### Data lines
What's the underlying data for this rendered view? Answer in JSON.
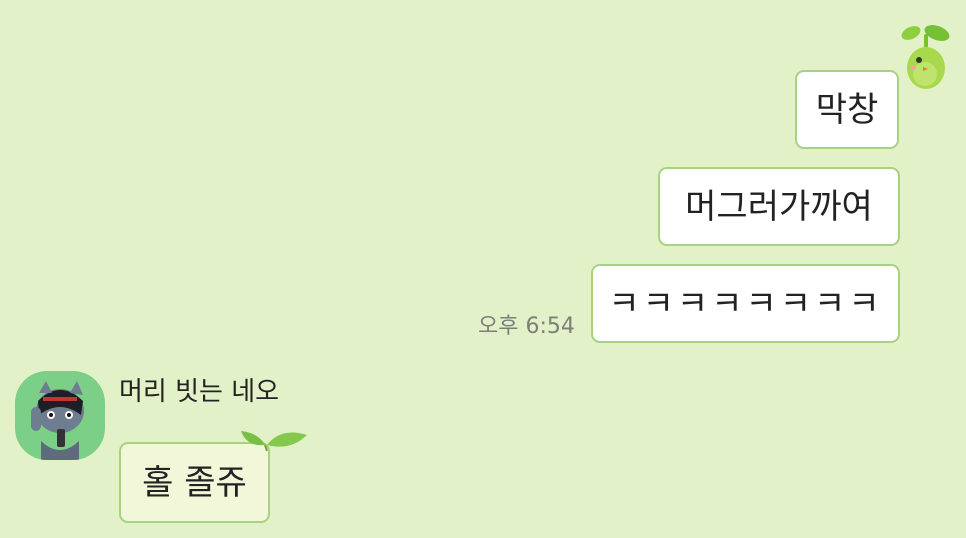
{
  "chat": {
    "my_messages": [
      {
        "text": "막창"
      },
      {
        "text": "머그러가까여"
      },
      {
        "text": "ㅋㅋㅋㅋㅋㅋㅋㅋ"
      }
    ],
    "my_timestamp": "오후 6:54",
    "other": {
      "sender_name": "머리 빗는 네오",
      "avatar_icon": "cat-character-avatar-icon",
      "messages": [
        {
          "text": "홀 졸쥬"
        }
      ]
    },
    "decorations": {
      "sprout_sticker_icon": "sprout-character-icon",
      "bubble_leaf_icon": "leaf-sprout-icon"
    }
  },
  "theme": {
    "background": "#e3f1c8",
    "bubble_border": "#a7d27f",
    "my_bubble_fill": "#ffffff",
    "other_bubble_fill": "#f1f7d8",
    "avatar_background": "#7ccf86"
  }
}
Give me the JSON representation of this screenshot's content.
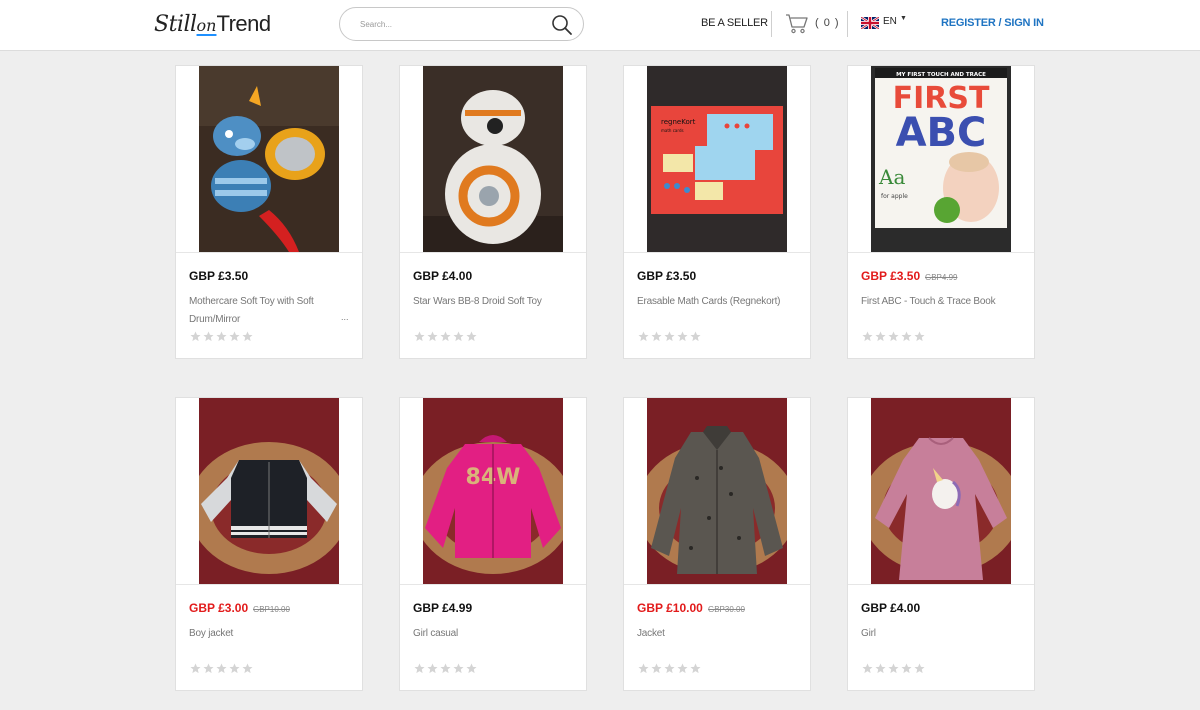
{
  "header": {
    "logo": {
      "still": "Still",
      "on": "on",
      "trend": "Trend"
    },
    "search_placeholder": "Search...",
    "seller_link": "BE A SELLER",
    "cart_count": "( 0 )",
    "language": "EN",
    "register": "REGISTER / SIGN IN"
  },
  "colors": {
    "accent": "#1f74c2",
    "sale_red": "#e21b1b",
    "page_bg": "#eeeeee"
  },
  "products": [
    {
      "price": "GBP £3.50",
      "old_price": "",
      "name": "Mothercare Soft Toy with Soft Drum/Mirror",
      "more": "...",
      "rating": 0
    },
    {
      "price": "GBP £4.00",
      "old_price": "",
      "name": "Star Wars BB-8 Droid Soft Toy",
      "more": "",
      "rating": 0
    },
    {
      "price": "GBP £3.50",
      "old_price": "",
      "name": "Erasable Math Cards (Regnekort)",
      "more": "",
      "rating": 0
    },
    {
      "price": "GBP £3.50",
      "old_price": "GBP4.99",
      "name": "First ABC - Touch & Trace Book",
      "more": "",
      "rating": 0
    },
    {
      "price": "GBP £3.00",
      "old_price": "GBP10.00",
      "name": "Boy jacket",
      "more": "",
      "rating": 0
    },
    {
      "price": "GBP £4.99",
      "old_price": "",
      "name": "Girl casual",
      "more": "",
      "rating": 0
    },
    {
      "price": "GBP £10.00",
      "old_price": "GBP30.00",
      "name": "Jacket",
      "more": "",
      "rating": 0
    },
    {
      "price": "GBP £4.00",
      "old_price": "",
      "name": "Girl",
      "more": "",
      "rating": 0
    }
  ],
  "book_cover": {
    "top_line": "MY FIRST TOUCH AND TRACE",
    "title_1": "FIRST",
    "title_2": "ABC",
    "letters": "Aa",
    "sub": "for apple"
  },
  "math_box": {
    "title": "regneKort",
    "subtitle": "math cards"
  }
}
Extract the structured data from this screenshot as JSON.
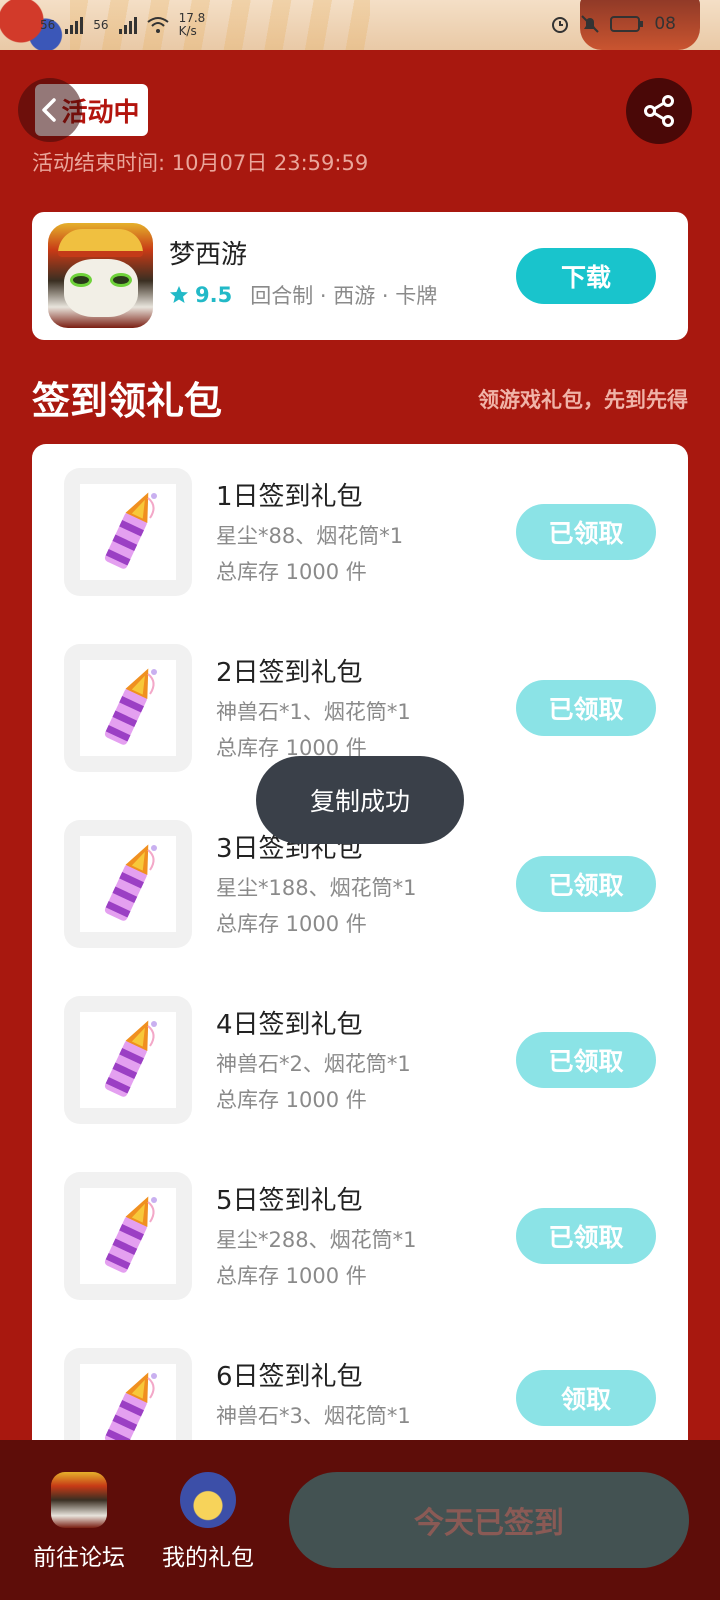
{
  "status_bar": {
    "signal_1": "56",
    "signal_2": "56",
    "speed_value": "17.8",
    "speed_unit": "K/s",
    "time": "08"
  },
  "header": {
    "badge": "活动中",
    "end_time": "活动结束时间: 10月07日 23:59:59"
  },
  "game": {
    "name": "梦西游",
    "rating": "9.5",
    "tags": "回合制 · 西游 · 卡牌",
    "download_label": "下载"
  },
  "section": {
    "title": "签到领礼包",
    "hint": "领游戏礼包，先到先得"
  },
  "gifts": [
    {
      "title": "1日签到礼包",
      "desc": "星尘*88、烟花筒*1",
      "stock": "总库存 1000 件",
      "button": "已领取"
    },
    {
      "title": "2日签到礼包",
      "desc": "神兽石*1、烟花筒*1",
      "stock": "总库存 1000 件",
      "button": "已领取"
    },
    {
      "title": "3日签到礼包",
      "desc": "星尘*188、烟花筒*1",
      "stock": "总库存 1000 件",
      "button": "已领取"
    },
    {
      "title": "4日签到礼包",
      "desc": "神兽石*2、烟花筒*1",
      "stock": "总库存 1000 件",
      "button": "已领取"
    },
    {
      "title": "5日签到礼包",
      "desc": "星尘*288、烟花筒*1",
      "stock": "总库存 1000 件",
      "button": "已领取"
    },
    {
      "title": "6日签到礼包",
      "desc": "神兽石*3、烟花筒*1",
      "stock": "",
      "button": "领取"
    }
  ],
  "toast": "复制成功",
  "bottom": {
    "forum_label": "前往论坛",
    "gifts_label": "我的礼包",
    "signed_label": "今天已签到"
  },
  "colors": {
    "background": "#a8180f",
    "accent": "#19c4cc",
    "claimed_button": "#8be3e6",
    "bottom_bar": "#5e0d09"
  }
}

### Aim of the exercise
Images do not belong in the copy; reproduce all other parts of the records above verbatim.

### Solution below
What's the underlying data for this rendered view? Answer in JSON.
{
  "chat": {
    "my_messages": [
      {
        "text": "막창"
      },
      {
        "text": "머그러가까여"
      },
      {
        "text": "ㅋㅋㅋㅋㅋㅋㅋㅋ"
      }
    ],
    "my_timestamp": "오후 6:54",
    "other": {
      "sender_name": "머리 빗는 네오",
      "avatar_icon": "cat-character-avatar-icon",
      "messages": [
        {
          "text": "홀 졸쥬"
        }
      ]
    },
    "decorations": {
      "sprout_sticker_icon": "sprout-character-icon",
      "bubble_leaf_icon": "leaf-sprout-icon"
    }
  },
  "theme": {
    "background": "#e3f1c8",
    "bubble_border": "#a7d27f",
    "my_bubble_fill": "#ffffff",
    "other_bubble_fill": "#f1f7d8",
    "avatar_background": "#7ccf86"
  }
}
Give me the JSON representation of this screenshot's content.
{
  "header": {
    "logo": {
      "still": "Still",
      "on": "on",
      "trend": "Trend"
    },
    "search_placeholder": "Search...",
    "seller_link": "BE A SELLER",
    "cart_count": "( 0 )",
    "language": "EN",
    "register": "REGISTER / SIGN IN"
  },
  "colors": {
    "accent": "#1f74c2",
    "sale_red": "#e21b1b",
    "page_bg": "#eeeeee"
  },
  "products": [
    {
      "price": "GBP £3.50",
      "old_price": "",
      "name": "Mothercare Soft Toy with Soft Drum/Mirror",
      "more": "...",
      "rating": 0
    },
    {
      "price": "GBP £4.00",
      "old_price": "",
      "name": "Star Wars BB-8 Droid Soft Toy",
      "more": "",
      "rating": 0
    },
    {
      "price": "GBP £3.50",
      "old_price": "",
      "name": "Erasable Math Cards (Regnekort)",
      "more": "",
      "rating": 0
    },
    {
      "price": "GBP £3.50",
      "old_price": "GBP4.99",
      "name": "First ABC - Touch & Trace Book",
      "more": "",
      "rating": 0
    },
    {
      "price": "GBP £3.00",
      "old_price": "GBP10.00",
      "name": "Boy jacket",
      "more": "",
      "rating": 0
    },
    {
      "price": "GBP £4.99",
      "old_price": "",
      "name": "Girl casual",
      "more": "",
      "rating": 0
    },
    {
      "price": "GBP £10.00",
      "old_price": "GBP30.00",
      "name": "Jacket",
      "more": "",
      "rating": 0
    },
    {
      "price": "GBP £4.00",
      "old_price": "",
      "name": "Girl",
      "more": "",
      "rating": 0
    }
  ],
  "book_cover": {
    "top_line": "MY FIRST TOUCH AND TRACE",
    "title_1": "FIRST",
    "title_2": "ABC",
    "letters": "Aa",
    "sub": "for apple"
  },
  "math_box": {
    "title": "regneKort",
    "subtitle": "math cards"
  }
}
Extract the structured data from this screenshot as JSON.
{
  "status_bar": {
    "signal_1": "56",
    "signal_2": "56",
    "speed_value": "17.8",
    "speed_unit": "K/s",
    "time": "08"
  },
  "header": {
    "badge": "活动中",
    "end_time": "活动结束时间: 10月07日 23:59:59"
  },
  "game": {
    "name": "梦西游",
    "rating": "9.5",
    "tags": "回合制 · 西游 · 卡牌",
    "download_label": "下载"
  },
  "section": {
    "title": "签到领礼包",
    "hint": "领游戏礼包，先到先得"
  },
  "gifts": [
    {
      "title": "1日签到礼包",
      "desc": "星尘*88、烟花筒*1",
      "stock": "总库存 1000 件",
      "button": "已领取"
    },
    {
      "title": "2日签到礼包",
      "desc": "神兽石*1、烟花筒*1",
      "stock": "总库存 1000 件",
      "button": "已领取"
    },
    {
      "title": "3日签到礼包",
      "desc": "星尘*188、烟花筒*1",
      "stock": "总库存 1000 件",
      "button": "已领取"
    },
    {
      "title": "4日签到礼包",
      "desc": "神兽石*2、烟花筒*1",
      "stock": "总库存 1000 件",
      "button": "已领取"
    },
    {
      "title": "5日签到礼包",
      "desc": "星尘*288、烟花筒*1",
      "stock": "总库存 1000 件",
      "button": "已领取"
    },
    {
      "title": "6日签到礼包",
      "desc": "神兽石*3、烟花筒*1",
      "stock": "",
      "button": "领取"
    }
  ],
  "toast": "复制成功",
  "bottom": {
    "forum_label": "前往论坛",
    "gifts_label": "我的礼包",
    "signed_label": "今天已签到"
  },
  "colors": {
    "background": "#a8180f",
    "accent": "#19c4cc",
    "claimed_button": "#8be3e6",
    "bottom_bar": "#5e0d09"
  }
}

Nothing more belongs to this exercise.